──────── Record extracts ────────
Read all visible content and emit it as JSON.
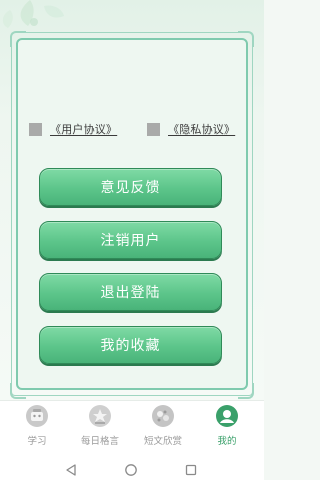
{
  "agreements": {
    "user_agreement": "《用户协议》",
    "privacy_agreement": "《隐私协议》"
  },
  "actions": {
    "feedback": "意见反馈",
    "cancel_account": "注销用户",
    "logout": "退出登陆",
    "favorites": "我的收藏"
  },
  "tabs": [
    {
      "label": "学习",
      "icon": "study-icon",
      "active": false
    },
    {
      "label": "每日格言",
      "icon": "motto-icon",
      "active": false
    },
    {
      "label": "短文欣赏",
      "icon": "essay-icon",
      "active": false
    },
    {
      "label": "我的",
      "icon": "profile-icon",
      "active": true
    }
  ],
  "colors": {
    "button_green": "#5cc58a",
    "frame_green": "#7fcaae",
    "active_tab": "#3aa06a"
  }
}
────────
■ **Task details**:
Without the pictures, restate each entry exactly.

■ **Answer to the exercise**:
Read all visible content and emit it as JSON.
{
  "agreements": {
    "user_agreement": "《用户协议》",
    "privacy_agreement": "《隐私协议》"
  },
  "actions": {
    "feedback": "意见反馈",
    "cancel_account": "注销用户",
    "logout": "退出登陆",
    "favorites": "我的收藏"
  },
  "tabs": [
    {
      "label": "学习",
      "icon": "study-icon",
      "active": false
    },
    {
      "label": "每日格言",
      "icon": "motto-icon",
      "active": false
    },
    {
      "label": "短文欣赏",
      "icon": "essay-icon",
      "active": false
    },
    {
      "label": "我的",
      "icon": "profile-icon",
      "active": true
    }
  ],
  "colors": {
    "button_green": "#5cc58a",
    "frame_green": "#7fcaae",
    "active_tab": "#3aa06a"
  }
}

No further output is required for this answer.